EXERCISE PROMPT ▸
Read the entries below and pull out each line with the string "range".

———

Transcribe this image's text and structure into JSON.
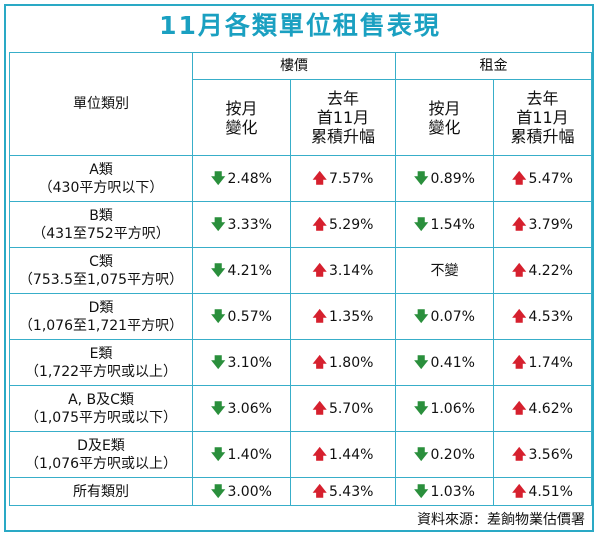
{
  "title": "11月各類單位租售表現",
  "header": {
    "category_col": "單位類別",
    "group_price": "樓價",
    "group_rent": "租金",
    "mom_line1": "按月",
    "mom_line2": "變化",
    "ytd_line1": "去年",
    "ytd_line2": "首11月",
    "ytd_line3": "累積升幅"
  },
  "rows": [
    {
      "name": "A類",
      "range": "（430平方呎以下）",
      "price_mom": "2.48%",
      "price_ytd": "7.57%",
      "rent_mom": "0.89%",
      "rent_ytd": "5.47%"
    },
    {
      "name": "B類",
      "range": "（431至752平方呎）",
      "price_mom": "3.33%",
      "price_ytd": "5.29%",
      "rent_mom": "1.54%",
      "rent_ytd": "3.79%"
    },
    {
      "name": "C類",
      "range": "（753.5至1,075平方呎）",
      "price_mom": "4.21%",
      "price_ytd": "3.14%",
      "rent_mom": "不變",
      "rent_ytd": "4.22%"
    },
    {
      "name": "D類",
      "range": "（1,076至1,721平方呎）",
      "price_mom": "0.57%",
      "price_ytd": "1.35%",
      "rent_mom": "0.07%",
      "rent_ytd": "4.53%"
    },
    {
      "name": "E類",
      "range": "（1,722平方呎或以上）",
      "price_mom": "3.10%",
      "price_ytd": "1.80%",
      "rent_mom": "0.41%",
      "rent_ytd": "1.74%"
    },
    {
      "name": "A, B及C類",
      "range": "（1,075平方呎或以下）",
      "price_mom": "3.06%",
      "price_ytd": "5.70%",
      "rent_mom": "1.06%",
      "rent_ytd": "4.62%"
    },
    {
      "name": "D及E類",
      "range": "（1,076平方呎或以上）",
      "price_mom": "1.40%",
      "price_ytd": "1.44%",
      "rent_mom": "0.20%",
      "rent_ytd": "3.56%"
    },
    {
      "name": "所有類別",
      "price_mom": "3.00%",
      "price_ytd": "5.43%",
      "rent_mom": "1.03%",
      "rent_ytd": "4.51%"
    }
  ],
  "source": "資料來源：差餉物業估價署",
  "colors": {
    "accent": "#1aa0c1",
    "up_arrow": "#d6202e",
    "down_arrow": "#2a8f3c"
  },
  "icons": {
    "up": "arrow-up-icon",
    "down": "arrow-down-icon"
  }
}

———

RESULT OF THE TASK ▸
      "range": "（430平方呎以下）",
      "range": "（431至752平方呎）",
      "range": "（753.5至1,075平方呎）",
      "range": "（1,076至1,721平方呎）",
      "range": "（1,722平方呎或以上）",
      "range": "（1,075平方呎或以下）",
      "range": "（1,076平方呎或以上）",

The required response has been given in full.